DIRECTION |
Select all lines in the records that include "транспорта".

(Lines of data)

========

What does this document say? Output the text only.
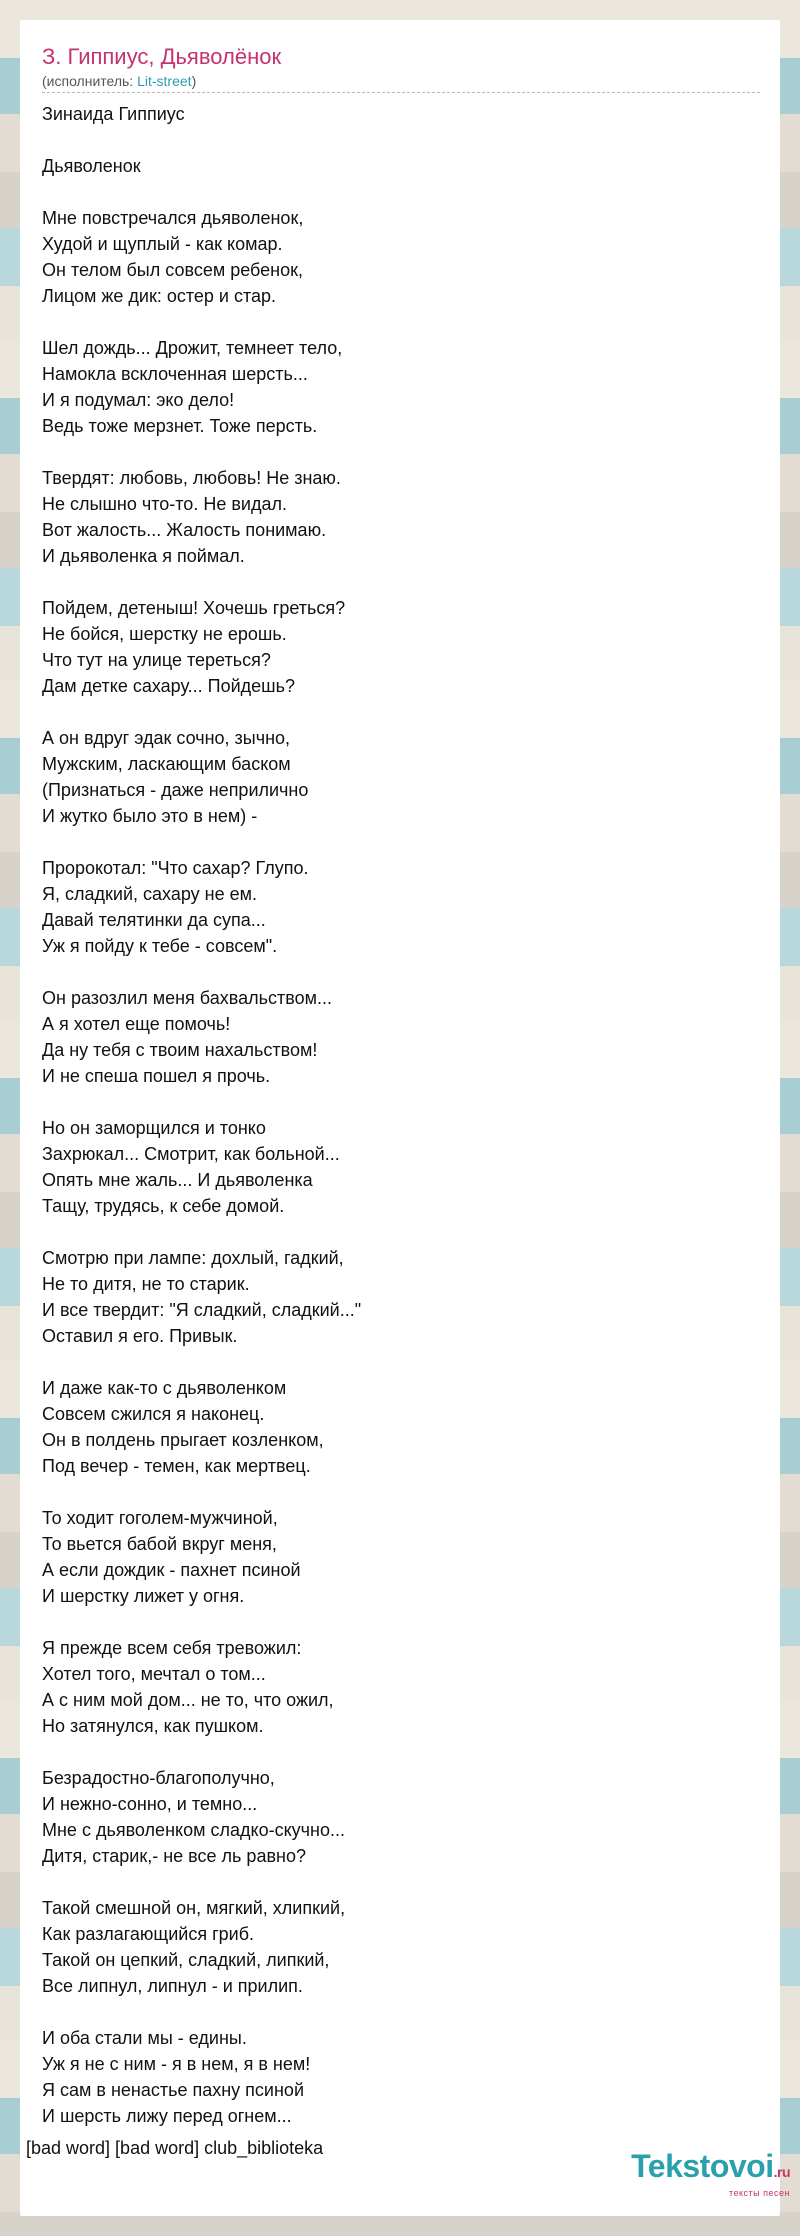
З. Гиппиус, Дьяволёнок
(исполнитель: Lit-street)
Зинаида Гиппиус

Дьяволенок

Мне повстречался дьяволенок,
Худой и щуплый - как комар.
Он телом был совсем ребенок,
Лицом же дик: остер и стар.

Шел дождь... Дрожит, темнеет тело,
Намокла всклоченная шерсть...
И я подумал: эко дело!
Ведь тоже мерзнет. Тоже персть.

Твердят: любовь, любовь! Не знаю.
Не слышно что-то. Не видал.
Вот жалость... Жалость понимаю.
И дьяволенка я поймал.

Пойдем, детеныш! Хочешь греться?
Не бойся, шерстку не ерошь.
Что тут на улице тереться?
Дам детке сахару... Пойдешь?

А он вдруг эдак сочно, зычно,
Мужским, ласкающим баском
(Признаться - даже неприлично
И жутко было это в нем) -

Пророкотал: "Что сахар? Глупо.
Я, сладкий, сахару не ем.
Давай телятинки да супа...
Уж я пойду к тебе - совсем".

Он разозлил меня бахвальством...
А я хотел еще помочь!
Да ну тебя с твоим нахальством!
И не спеша пошел я прочь.

Но он заморщился и тонко
Захрюкал... Смотрит, как больной...
Опять мне жаль... И дьяволенка
Тащу, трудясь, к себе домой.

Смотрю при лампе: дохлый, гадкий,
Не то дитя, не то старик.
И все твердит: "Я сладкий, сладкий..."
Оставил я его. Привык.

И даже как-то с дьяволенком
Совсем сжился я наконец.
Он в полдень прыгает козленком,
Под вечер - темен, как мертвец.

То ходит гоголем-мужчиной,
То вьется бабой вкруг меня,
А если дождик - пахнет псиной
И шерстку лижет у огня.

Я прежде всем себя тревожил:
Хотел того, мечтал о том...
А с ним мой дом... не то, что ожил,
Но затянулся, как пушком.

Безрадостно-благополучно,
И нежно-сонно, и темно...
Мне с дьяволенком сладко-скучно...
Дитя, старик,- не все ль равно?

Такой смешной он, мягкий, хлипкий,
Как разлагающийся гриб.
Такой он цепкий, сладкий, липкий,
Все липнул, липнул - и прилип.

И оба стали мы - едины.
Уж я не с ним - я в нем, я в нем!
Я сам в ненастье пахну псиной
И шерсть лижу перед огнем...
[bad word] [bad word] club_biblioteka	Tekstovoi.ru
тексты песен
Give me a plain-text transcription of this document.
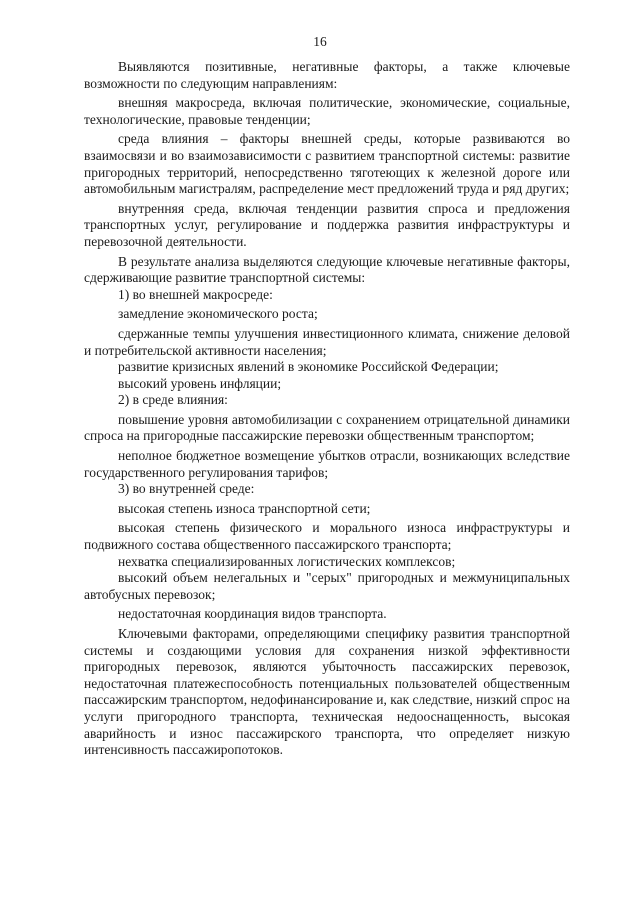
16

Выявляются позитивные, негативные факторы, а также ключевые возможности по следующим направлениям:

внешняя макросреда, включая политические, экономические, социальные, технологические, правовые тенденции;

среда влияния – факторы внешней среды, которые развиваются во взаимосвязи и во взаимозависимости с развитием транспортной системы: развитие пригородных территорий, непосредственно тяготеющих к железной дороге или автомобильным магистралям, распределение мест предложений труда и ряд других;

внутренняя среда, включая тенденции развития спроса и предложения транспортных услуг, регулирование и поддержка развития инфраструктуры и перевозочной деятельности.

В результате анализа выделяются следующие ключевые негативные факторы, сдерживающие развитие транспортной системы:

1) во внешней макросреде:

замедление экономического роста;

сдержанные темпы улучшения инвестиционного климата, снижение деловой и потребительской активности населения;

развитие кризисных явлений в экономике Российской Федерации;

высокий уровень инфляции;

2) в среде влияния:

повышение уровня автомобилизации с сохранением отрицательной динамики спроса на пригородные пассажирские перевозки общественным транспортом;

неполное бюджетное возмещение убытков отрасли, возникающих вследствие государственного регулирования тарифов;

3) во внутренней среде:

высокая степень износа транспортной сети;

высокая степень физического и морального износа инфраструктуры и подвижного состава общественного пассажирского транспорта;

нехватка специализированных логистических комплексов;

высокий объем нелегальных и "серых" пригородных и межмуниципальных автобусных перевозок;

недостаточная координация видов транспорта.

Ключевыми факторами, определяющими специфику развития транспортной системы и создающими условия для сохранения низкой эффективности пригородных перевозок, являются убыточность пассажирских перевозок, недостаточная платежеспособность потенциальных пользователей общественным пассажирским транспортом, недофинансирование и, как следствие, низкий спрос на услуги пригородного транспорта, техническая недооснащенность, высокая аварийность и износ пассажирского транспорта, что определяет низкую интенсивность пассажиропотоков.
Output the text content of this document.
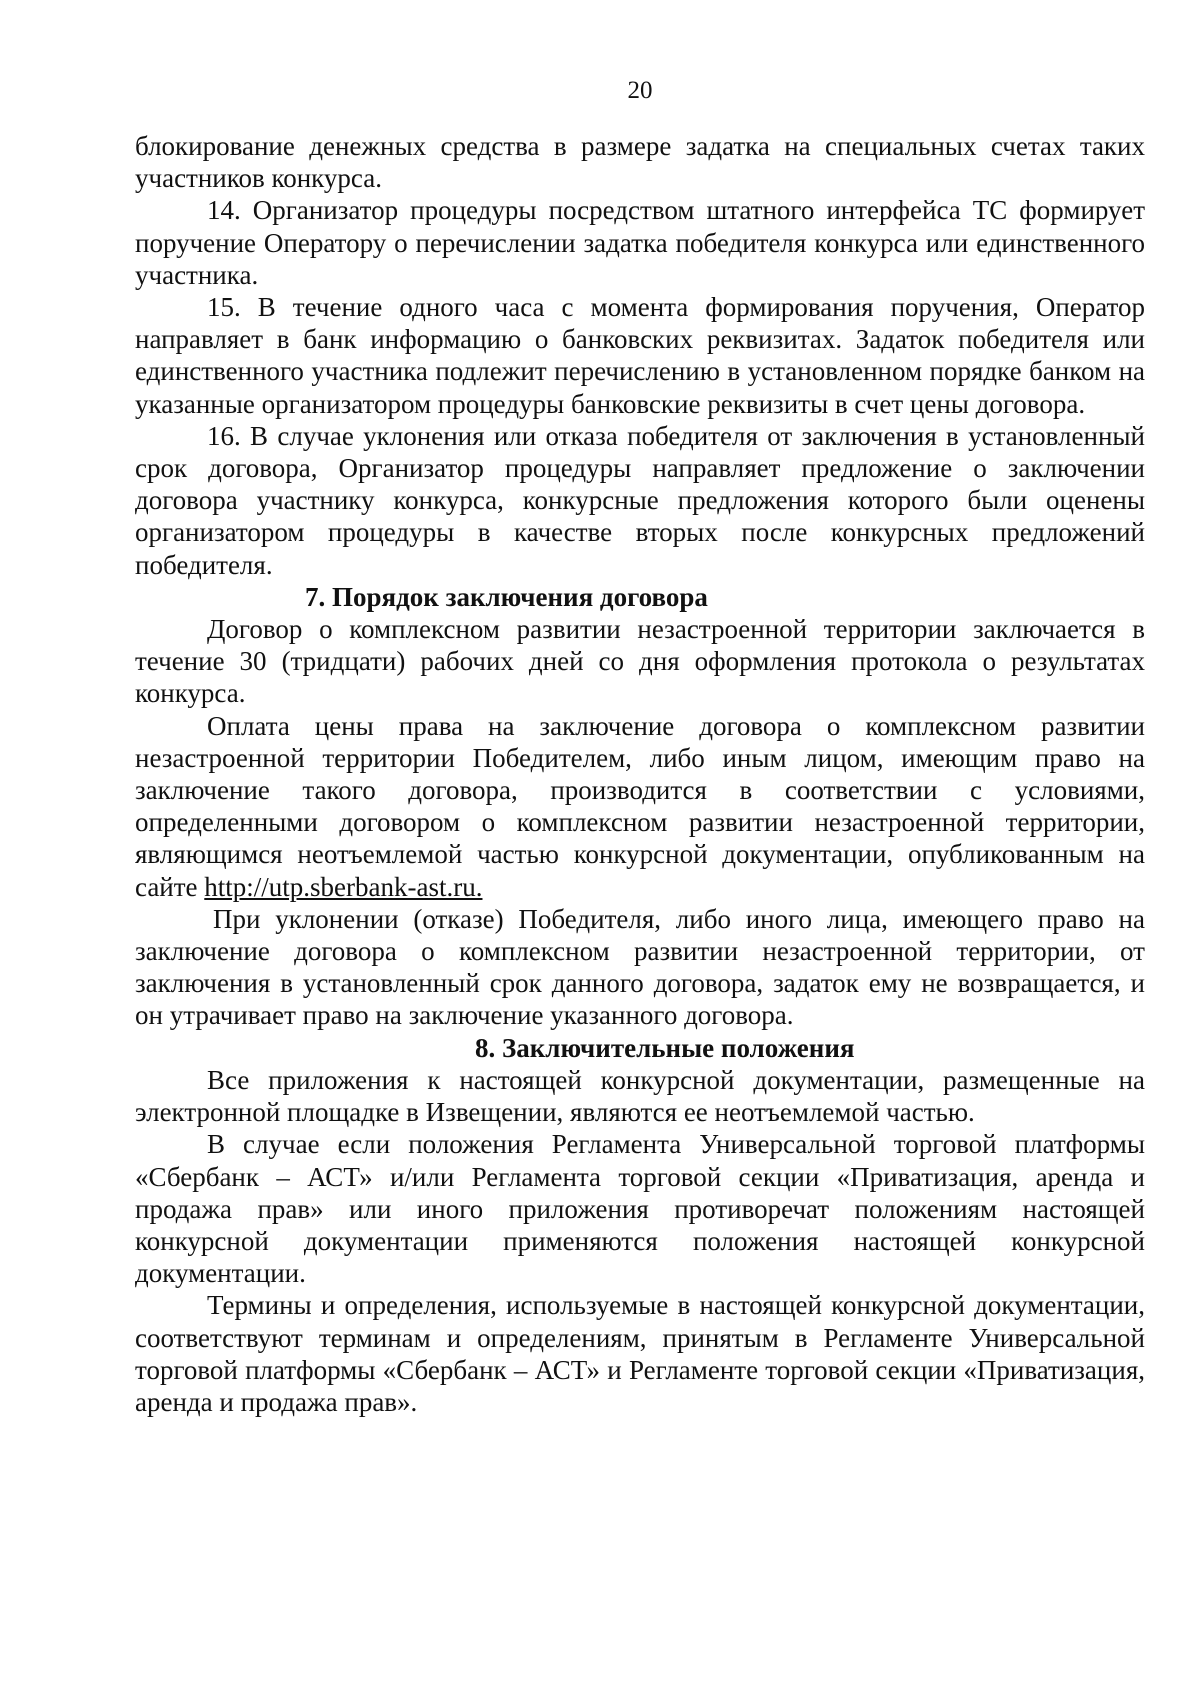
20

блокирование денежных средства в размере задатка на специальных счетах таких участников конкурса.

14. Организатор процедуры посредством штатного интерфейса ТС формирует поручение Оператору о перечислении задатка победителя конкурса или единственного участника.

15. В течение одного часа с момента формирования поручения, Оператор направляет в банк информацию о банковских реквизитах. Задаток победителя или единственного участника подлежит перечислению в установленном порядке банком на указанные организатором процедуры банковские реквизиты в счет цены договора.

16. В случае уклонения или отказа победителя от заключения в установленный срок договора, Организатор процедуры направляет предложение о заключении договора участнику конкурса, конкурсные предложения которого были оценены организатором процедуры в качестве вторых после конкурсных предложений победителя.

7. Порядок заключения договора

Договор о комплексном развитии незастроенной территории заключается в течение 30 (тридцати) рабочих дней со дня оформления протокола о результатах конкурса.

Оплата цены права на заключение договора о комплексном развитии незастроенной территории Победителем, либо иным лицом, имеющим право на заключение такого договора, производится в соответствии с условиями, определенными договором о комплексном развитии незастроенной территории, являющимся неотъемлемой частью конкурсной документации, опубликованным на сайте http://utp.sberbank-ast.ru.

При уклонении (отказе) Победителя, либо иного лица, имеющего право на заключение договора о комплексном развитии незастроенной территории, от заключения в установленный срок данного договора, задаток ему не возвращается, и он утрачивает право на заключение указанного договора.

8. Заключительные положения

Все приложения к настоящей конкурсной документации, размещенные на электронной площадке в Извещении, являются ее неотъемлемой частью.

В случае если положения Регламента Универсальной торговой платформы «Сбербанк – АСТ» и/или Регламента торговой секции «Приватизация, аренда и продажа прав» или иного приложения противоречат положениям настоящей конкурсной документации применяются положения настоящей конкурсной документации.

Термины и определения, используемые в настоящей конкурсной документации, соответствуют терминам и определениям, принятым в Регламенте Универсальной торговой платформы «Сбербанк – АСТ» и Регламенте торговой секции «Приватизация, аренда и продажа прав».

========

TASK SOLUTION |
высокая степень физического и морального износа инфраструктуры и подвижного состава общественного пассажирского транспорта;
недостаточная координация видов транспорта.
Ключевыми факторами, определяющими специфику развития транспортной системы и создающими условия для сохранения низкой эффективности пригородных перевозок, являются убыточность пассажирских перевозок, недостаточная платежеспособность потенциальных пользователей общественным пассажирским транспортом, недофинансирование и, как следствие, низкий спрос на услуги пригородного транспорта, техническая недооснащенность, высокая аварийность и износ пассажирского транспорта, что определяет низкую интенсивность пассажиропотоков.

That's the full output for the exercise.